Excerpts from a figure dataset:
◇ ◇ ◇

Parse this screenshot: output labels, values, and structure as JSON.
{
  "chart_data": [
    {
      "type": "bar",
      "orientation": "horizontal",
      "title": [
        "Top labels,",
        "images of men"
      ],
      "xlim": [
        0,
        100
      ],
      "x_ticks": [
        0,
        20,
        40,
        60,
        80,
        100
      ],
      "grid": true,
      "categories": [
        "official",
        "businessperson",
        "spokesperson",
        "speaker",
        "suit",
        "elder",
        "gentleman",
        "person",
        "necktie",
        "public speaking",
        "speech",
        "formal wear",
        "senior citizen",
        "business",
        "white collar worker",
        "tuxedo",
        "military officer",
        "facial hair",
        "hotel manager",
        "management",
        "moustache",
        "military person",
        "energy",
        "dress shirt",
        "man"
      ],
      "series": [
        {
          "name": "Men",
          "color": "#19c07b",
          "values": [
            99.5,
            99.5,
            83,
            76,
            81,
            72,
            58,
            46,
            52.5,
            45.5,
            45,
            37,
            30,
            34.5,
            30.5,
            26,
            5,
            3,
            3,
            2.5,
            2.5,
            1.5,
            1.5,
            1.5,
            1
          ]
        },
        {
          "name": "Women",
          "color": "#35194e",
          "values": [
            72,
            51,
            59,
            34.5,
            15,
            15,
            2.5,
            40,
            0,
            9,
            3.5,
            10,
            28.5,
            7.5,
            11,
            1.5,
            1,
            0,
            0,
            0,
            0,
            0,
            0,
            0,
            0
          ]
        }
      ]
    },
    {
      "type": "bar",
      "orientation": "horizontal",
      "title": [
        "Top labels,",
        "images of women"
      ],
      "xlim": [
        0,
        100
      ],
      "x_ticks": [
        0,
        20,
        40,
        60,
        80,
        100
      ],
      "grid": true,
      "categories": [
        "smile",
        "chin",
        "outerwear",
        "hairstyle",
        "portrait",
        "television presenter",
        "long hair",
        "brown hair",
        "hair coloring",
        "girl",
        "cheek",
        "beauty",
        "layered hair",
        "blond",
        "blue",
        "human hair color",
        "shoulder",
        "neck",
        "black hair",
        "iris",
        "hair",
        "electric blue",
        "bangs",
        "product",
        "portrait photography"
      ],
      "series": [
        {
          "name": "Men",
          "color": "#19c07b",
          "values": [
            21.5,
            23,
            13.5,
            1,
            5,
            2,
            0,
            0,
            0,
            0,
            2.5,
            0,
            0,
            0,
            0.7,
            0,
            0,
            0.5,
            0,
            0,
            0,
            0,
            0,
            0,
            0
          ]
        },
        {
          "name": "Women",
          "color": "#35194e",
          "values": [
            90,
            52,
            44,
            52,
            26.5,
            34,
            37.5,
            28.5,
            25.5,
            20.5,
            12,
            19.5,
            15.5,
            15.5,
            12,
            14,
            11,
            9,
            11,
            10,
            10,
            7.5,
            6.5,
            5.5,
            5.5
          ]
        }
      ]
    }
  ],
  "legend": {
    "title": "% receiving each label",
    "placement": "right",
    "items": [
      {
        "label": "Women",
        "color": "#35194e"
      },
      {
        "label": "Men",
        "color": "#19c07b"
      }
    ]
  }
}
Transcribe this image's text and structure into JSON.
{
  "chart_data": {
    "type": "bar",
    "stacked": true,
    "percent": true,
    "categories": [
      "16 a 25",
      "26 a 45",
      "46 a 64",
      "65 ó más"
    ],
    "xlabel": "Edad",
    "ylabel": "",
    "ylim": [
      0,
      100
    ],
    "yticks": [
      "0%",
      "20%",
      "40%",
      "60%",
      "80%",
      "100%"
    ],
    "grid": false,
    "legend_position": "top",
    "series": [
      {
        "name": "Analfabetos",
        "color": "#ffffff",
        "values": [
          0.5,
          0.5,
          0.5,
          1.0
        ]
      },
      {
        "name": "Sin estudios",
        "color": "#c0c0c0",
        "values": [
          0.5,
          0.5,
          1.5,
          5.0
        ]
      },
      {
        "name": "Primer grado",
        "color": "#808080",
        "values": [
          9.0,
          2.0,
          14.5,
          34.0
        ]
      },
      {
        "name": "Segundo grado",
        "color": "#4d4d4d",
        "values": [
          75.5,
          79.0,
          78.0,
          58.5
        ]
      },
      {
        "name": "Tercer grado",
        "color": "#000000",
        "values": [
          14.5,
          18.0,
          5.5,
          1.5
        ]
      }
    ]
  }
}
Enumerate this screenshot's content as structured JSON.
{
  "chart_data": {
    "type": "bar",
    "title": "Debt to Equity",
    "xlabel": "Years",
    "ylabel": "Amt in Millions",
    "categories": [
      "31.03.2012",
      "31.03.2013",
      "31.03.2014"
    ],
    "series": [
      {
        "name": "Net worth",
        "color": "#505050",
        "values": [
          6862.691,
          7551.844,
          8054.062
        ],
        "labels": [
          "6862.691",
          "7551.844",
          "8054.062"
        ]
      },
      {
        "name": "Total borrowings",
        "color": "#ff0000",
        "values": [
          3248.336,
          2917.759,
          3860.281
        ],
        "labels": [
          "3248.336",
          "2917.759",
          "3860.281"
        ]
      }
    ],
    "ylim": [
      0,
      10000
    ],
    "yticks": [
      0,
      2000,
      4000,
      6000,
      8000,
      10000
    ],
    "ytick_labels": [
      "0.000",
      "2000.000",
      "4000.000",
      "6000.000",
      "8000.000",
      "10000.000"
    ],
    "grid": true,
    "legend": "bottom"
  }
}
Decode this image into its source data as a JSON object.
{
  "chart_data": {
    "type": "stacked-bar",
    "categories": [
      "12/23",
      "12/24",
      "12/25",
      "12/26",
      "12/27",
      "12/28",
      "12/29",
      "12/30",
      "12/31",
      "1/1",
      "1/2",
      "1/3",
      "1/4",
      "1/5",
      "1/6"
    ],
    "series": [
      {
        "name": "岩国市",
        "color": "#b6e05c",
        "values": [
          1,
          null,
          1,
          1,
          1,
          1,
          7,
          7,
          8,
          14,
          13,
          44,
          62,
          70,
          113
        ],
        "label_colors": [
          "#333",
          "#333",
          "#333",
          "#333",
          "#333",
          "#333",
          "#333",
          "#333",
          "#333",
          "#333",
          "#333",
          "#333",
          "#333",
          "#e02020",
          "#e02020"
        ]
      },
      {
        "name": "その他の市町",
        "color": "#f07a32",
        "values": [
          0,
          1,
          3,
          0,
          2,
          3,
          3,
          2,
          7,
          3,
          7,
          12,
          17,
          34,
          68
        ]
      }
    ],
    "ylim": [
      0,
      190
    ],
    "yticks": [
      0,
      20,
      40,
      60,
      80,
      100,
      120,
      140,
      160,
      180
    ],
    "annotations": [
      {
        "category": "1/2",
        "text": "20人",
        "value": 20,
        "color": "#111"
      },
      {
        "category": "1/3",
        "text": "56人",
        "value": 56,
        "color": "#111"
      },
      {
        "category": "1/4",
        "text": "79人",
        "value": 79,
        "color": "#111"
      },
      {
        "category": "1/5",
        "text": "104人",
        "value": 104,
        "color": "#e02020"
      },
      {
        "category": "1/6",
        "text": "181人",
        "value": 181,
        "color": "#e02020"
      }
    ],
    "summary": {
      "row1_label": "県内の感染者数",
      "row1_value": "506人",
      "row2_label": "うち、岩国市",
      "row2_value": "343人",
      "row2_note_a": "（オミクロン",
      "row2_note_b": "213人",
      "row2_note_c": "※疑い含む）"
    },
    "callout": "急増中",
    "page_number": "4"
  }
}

◇ ◇ ◇

Output each record exactly, leaving nothing out.

Parse this screenshot: output labels, values, and structure as JSON.
{
  "chart_data": [
    {
      "type": "bar",
      "orientation": "horizontal",
      "title": [
        "Top labels,",
        "images of men"
      ],
      "xlim": [
        0,
        100
      ],
      "x_ticks": [
        0,
        20,
        40,
        60,
        80,
        100
      ],
      "grid": true,
      "categories": [
        "official",
        "businessperson",
        "spokesperson",
        "speaker",
        "suit",
        "elder",
        "gentleman",
        "person",
        "necktie",
        "public speaking",
        "speech",
        "formal wear",
        "senior citizen",
        "business",
        "white collar worker",
        "tuxedo",
        "military officer",
        "facial hair",
        "hotel manager",
        "management",
        "moustache",
        "military person",
        "energy",
        "dress shirt",
        "man"
      ],
      "series": [
        {
          "name": "Men",
          "color": "#19c07b",
          "values": [
            99.5,
            99.5,
            83,
            76,
            81,
            72,
            58,
            46,
            52.5,
            45.5,
            45,
            37,
            30,
            34.5,
            30.5,
            26,
            5,
            3,
            3,
            2.5,
            2.5,
            1.5,
            1.5,
            1.5,
            1
          ]
        },
        {
          "name": "Women",
          "color": "#35194e",
          "values": [
            72,
            51,
            59,
            34.5,
            15,
            15,
            2.5,
            40,
            0,
            9,
            3.5,
            10,
            28.5,
            7.5,
            11,
            1.5,
            1,
            0,
            0,
            0,
            0,
            0,
            0,
            0,
            0
          ]
        }
      ]
    },
    {
      "type": "bar",
      "orientation": "horizontal",
      "title": [
        "Top labels,",
        "images of women"
      ],
      "xlim": [
        0,
        100
      ],
      "x_ticks": [
        0,
        20,
        40,
        60,
        80,
        100
      ],
      "grid": true,
      "categories": [
        "smile",
        "chin",
        "outerwear",
        "hairstyle",
        "portrait",
        "television presenter",
        "long hair",
        "brown hair",
        "hair coloring",
        "girl",
        "cheek",
        "beauty",
        "layered hair",
        "blond",
        "blue",
        "human hair color",
        "shoulder",
        "neck",
        "black hair",
        "iris",
        "hair",
        "electric blue",
        "bangs",
        "product",
        "portrait photography"
      ],
      "series": [
        {
          "name": "Men",
          "color": "#19c07b",
          "values": [
            21.5,
            23,
            13.5,
            1,
            5,
            2,
            0,
            0,
            0,
            0,
            2.5,
            0,
            0,
            0,
            0.7,
            0,
            0,
            0.5,
            0,
            0,
            0,
            0,
            0,
            0,
            0
          ]
        },
        {
          "name": "Women",
          "color": "#35194e",
          "values": [
            90,
            52,
            44,
            52,
            26.5,
            34,
            37.5,
            28.5,
            25.5,
            20.5,
            12,
            19.5,
            15.5,
            15.5,
            12,
            14,
            11,
            9,
            11,
            10,
            10,
            7.5,
            6.5,
            5.5,
            5.5
          ]
        }
      ]
    }
  ],
  "legend": {
    "title": "% receiving each label",
    "placement": "right",
    "items": [
      {
        "label": "Women",
        "color": "#35194e"
      },
      {
        "label": "Men",
        "color": "#19c07b"
      }
    ]
  }
}
Transcribe this image's text and structure into JSON.
{
  "chart_data": {
    "type": "bar",
    "stacked": true,
    "percent": true,
    "categories": [
      "16 a 25",
      "26 a 45",
      "46 a 64",
      "65 ó más"
    ],
    "xlabel": "Edad",
    "ylabel": "",
    "ylim": [
      0,
      100
    ],
    "yticks": [
      "0%",
      "20%",
      "40%",
      "60%",
      "80%",
      "100%"
    ],
    "grid": false,
    "legend_position": "top",
    "series": [
      {
        "name": "Analfabetos",
        "color": "#ffffff",
        "values": [
          0.5,
          0.5,
          0.5,
          1.0
        ]
      },
      {
        "name": "Sin estudios",
        "color": "#c0c0c0",
        "values": [
          0.5,
          0.5,
          1.5,
          5.0
        ]
      },
      {
        "name": "Primer grado",
        "color": "#808080",
        "values": [
          9.0,
          2.0,
          14.5,
          34.0
        ]
      },
      {
        "name": "Segundo grado",
        "color": "#4d4d4d",
        "values": [
          75.5,
          79.0,
          78.0,
          58.5
        ]
      },
      {
        "name": "Tercer grado",
        "color": "#000000",
        "values": [
          14.5,
          18.0,
          5.5,
          1.5
        ]
      }
    ]
  }
}
Enumerate this screenshot's content as structured JSON.
{
  "chart_data": {
    "type": "bar",
    "title": "Debt to Equity",
    "xlabel": "Years",
    "ylabel": "Amt in Millions",
    "categories": [
      "31.03.2012",
      "31.03.2013",
      "31.03.2014"
    ],
    "series": [
      {
        "name": "Net worth",
        "color": "#505050",
        "values": [
          6862.691,
          7551.844,
          8054.062
        ],
        "labels": [
          "6862.691",
          "7551.844",
          "8054.062"
        ]
      },
      {
        "name": "Total borrowings",
        "color": "#ff0000",
        "values": [
          3248.336,
          2917.759,
          3860.281
        ],
        "labels": [
          "3248.336",
          "2917.759",
          "3860.281"
        ]
      }
    ],
    "ylim": [
      0,
      10000
    ],
    "yticks": [
      0,
      2000,
      4000,
      6000,
      8000,
      10000
    ],
    "ytick_labels": [
      "0.000",
      "2000.000",
      "4000.000",
      "6000.000",
      "8000.000",
      "10000.000"
    ],
    "grid": true,
    "legend": "bottom"
  }
}
Decode this image into its source data as a JSON object.
{
  "chart_data": {
    "type": "stacked-bar",
    "categories": [
      "12/23",
      "12/24",
      "12/25",
      "12/26",
      "12/27",
      "12/28",
      "12/29",
      "12/30",
      "12/31",
      "1/1",
      "1/2",
      "1/3",
      "1/4",
      "1/5",
      "1/6"
    ],
    "series": [
      {
        "name": "岩国市",
        "color": "#b6e05c",
        "values": [
          1,
          null,
          1,
          1,
          1,
          1,
          7,
          7,
          8,
          14,
          13,
          44,
          62,
          70,
          113
        ],
        "label_colors": [
          "#333",
          "#333",
          "#333",
          "#333",
          "#333",
          "#333",
          "#333",
          "#333",
          "#333",
          "#333",
          "#333",
          "#333",
          "#333",
          "#e02020",
          "#e02020"
        ]
      },
      {
        "name": "その他の市町",
        "color": "#f07a32",
        "values": [
          0,
          1,
          3,
          0,
          2,
          3,
          3,
          2,
          7,
          3,
          7,
          12,
          17,
          34,
          68
        ]
      }
    ],
    "ylim": [
      0,
      190
    ],
    "yticks": [
      0,
      20,
      40,
      60,
      80,
      100,
      120,
      140,
      160,
      180
    ],
    "annotations": [
      {
        "category": "1/2",
        "text": "20人",
        "value": 20,
        "color": "#111"
      },
      {
        "category": "1/3",
        "text": "56人",
        "value": 56,
        "color": "#111"
      },
      {
        "category": "1/4",
        "text": "79人",
        "value": 79,
        "color": "#111"
      },
      {
        "category": "1/5",
        "text": "104人",
        "value": 104,
        "color": "#e02020"
      },
      {
        "category": "1/6",
        "text": "181人",
        "value": 181,
        "color": "#e02020"
      }
    ],
    "summary": {
      "row1_label": "県内の感染者数",
      "row1_value": "506人",
      "row2_label": "うち、岩国市",
      "row2_value": "343人",
      "row2_note_a": "（オミクロン",
      "row2_note_b": "213人",
      "row2_note_c": "※疑い含む）"
    },
    "callout": "急増中",
    "page_number": "4"
  }
}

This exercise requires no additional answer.